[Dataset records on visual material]
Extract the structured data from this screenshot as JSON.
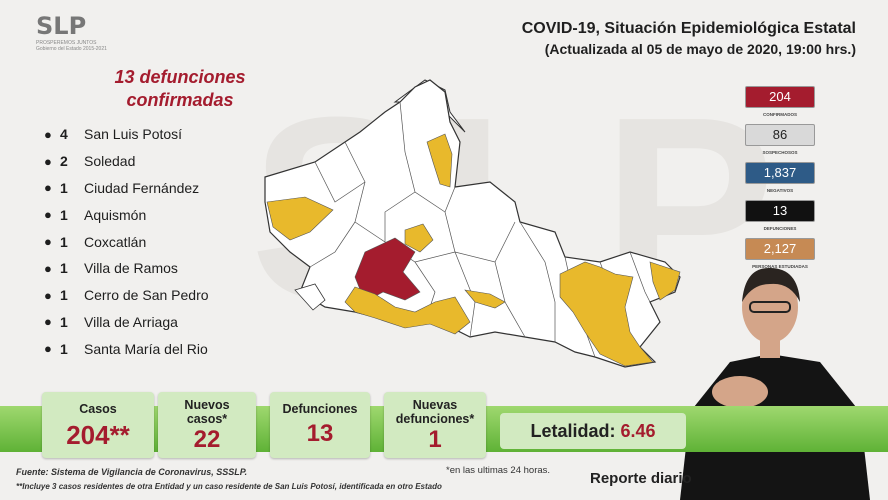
{
  "logo": {
    "mark": "SLP",
    "sub1": "PROSPEREMOS JUNTOS",
    "sub2": "Gobierno del Estado 2015-2021"
  },
  "header": {
    "title": "COVID-19, Situación Epidemiológica Estatal",
    "subtitle": "(Actualizada al 05 de mayo de 2020, 19:00 hrs.)"
  },
  "deaths_panel": {
    "title_line1": "13 defunciones",
    "title_line2": "confirmadas",
    "items": [
      {
        "count": "4",
        "place": "San Luis Potosí"
      },
      {
        "count": "2",
        "place": "Soledad"
      },
      {
        "count": "1",
        "place": "Ciudad Fernández"
      },
      {
        "count": "1",
        "place": "Aquismón"
      },
      {
        "count": "1",
        "place": "Coxcatlán"
      },
      {
        "count": "1",
        "place": "Villa de Ramos"
      },
      {
        "count": "1",
        "place": "Cerro de San Pedro"
      },
      {
        "count": "1",
        "place": "Villa de Arriaga"
      },
      {
        "count": "1",
        "place": "Santa María del Rio"
      }
    ]
  },
  "side_stats": [
    {
      "value": "204",
      "label": "CONFIRMADOS",
      "color": "#a41c2e",
      "text_color": "#ffffff"
    },
    {
      "value": "86",
      "label": "SOSPECHOSOS",
      "color": "#d9d9d9",
      "text_color": "#222222"
    },
    {
      "value": "1,837",
      "label": "NEGATIVOS",
      "color": "#2e5b87",
      "text_color": "#ffffff"
    },
    {
      "value": "13",
      "label": "DEFUNCIONES",
      "color": "#111111",
      "text_color": "#ffffff"
    },
    {
      "value": "2,127",
      "label": "PERSONAS ESTUDIADAS",
      "color": "#c68a54",
      "text_color": "#ffffff"
    }
  ],
  "summary": {
    "casos_label": "Casos",
    "casos_value": "204**",
    "nuevos_casos_label1": "Nuevos",
    "nuevos_casos_label2": "casos*",
    "nuevos_casos_value": "22",
    "defunciones_label": "Defunciones",
    "defunciones_value": "13",
    "nuevas_def_label1": "Nuevas",
    "nuevas_def_label2": "defunciones*",
    "nuevas_def_value": "1",
    "letalidad_label": "Letalidad:",
    "letalidad_value": "6.46"
  },
  "footer": {
    "source": "Fuente: Sistema de Vigilancia de Coronavirus, SSSLP.",
    "note": "**Incluye 3 casos residentes de otra Entidad y un caso residente de San Luis Potosí, identificada en otro Estado",
    "asterisk_note": "*en las ultimas 24 horas.",
    "report": "Reporte diario"
  },
  "watermark": "SLP",
  "colors": {
    "deaths": "#a41c2e",
    "cases": "#e8b92c",
    "none": "#ffffff",
    "green": "#5fb236"
  }
}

WHAT YOU HAVE TO DO:
Word for word, restate all of the data, but do not copy the pictures.

RESPONSE FOR THIS EXERCISE:
Extract the structured data from this screenshot as JSON.
{
  "logo": {
    "mark": "SLP",
    "sub1": "PROSPEREMOS JUNTOS",
    "sub2": "Gobierno del Estado 2015-2021"
  },
  "header": {
    "title": "COVID-19, Situación Epidemiológica Estatal",
    "subtitle": "(Actualizada al 05 de mayo de 2020, 19:00 hrs.)"
  },
  "deaths_panel": {
    "title_line1": "13 defunciones",
    "title_line2": "confirmadas",
    "items": [
      {
        "count": "4",
        "place": "San Luis Potosí"
      },
      {
        "count": "2",
        "place": "Soledad"
      },
      {
        "count": "1",
        "place": "Ciudad Fernández"
      },
      {
        "count": "1",
        "place": "Aquismón"
      },
      {
        "count": "1",
        "place": "Coxcatlán"
      },
      {
        "count": "1",
        "place": "Villa de Ramos"
      },
      {
        "count": "1",
        "place": "Cerro de San Pedro"
      },
      {
        "count": "1",
        "place": "Villa de Arriaga"
      },
      {
        "count": "1",
        "place": "Santa María del Rio"
      }
    ]
  },
  "side_stats": [
    {
      "value": "204",
      "label": "CONFIRMADOS",
      "color": "#a41c2e",
      "text_color": "#ffffff"
    },
    {
      "value": "86",
      "label": "SOSPECHOSOS",
      "color": "#d9d9d9",
      "text_color": "#222222"
    },
    {
      "value": "1,837",
      "label": "NEGATIVOS",
      "color": "#2e5b87",
      "text_color": "#ffffff"
    },
    {
      "value": "13",
      "label": "DEFUNCIONES",
      "color": "#111111",
      "text_color": "#ffffff"
    },
    {
      "value": "2,127",
      "label": "PERSONAS ESTUDIADAS",
      "color": "#c68a54",
      "text_color": "#ffffff"
    }
  ],
  "summary": {
    "casos_label": "Casos",
    "casos_value": "204**",
    "nuevos_casos_label1": "Nuevos",
    "nuevos_casos_label2": "casos*",
    "nuevos_casos_value": "22",
    "defunciones_label": "Defunciones",
    "defunciones_value": "13",
    "nuevas_def_label1": "Nuevas",
    "nuevas_def_label2": "defunciones*",
    "nuevas_def_value": "1",
    "letalidad_label": "Letalidad:",
    "letalidad_value": "6.46"
  },
  "footer": {
    "source": "Fuente: Sistema de Vigilancia de Coronavirus, SSSLP.",
    "note": "**Incluye 3 casos residentes de otra Entidad y un caso residente de San Luis Potosí, identificada en otro Estado",
    "asterisk_note": "*en las ultimas 24 horas.",
    "report": "Reporte diario"
  },
  "watermark": "SLP",
  "colors": {
    "deaths": "#a41c2e",
    "cases": "#e8b92c",
    "none": "#ffffff",
    "green": "#5fb236"
  }
}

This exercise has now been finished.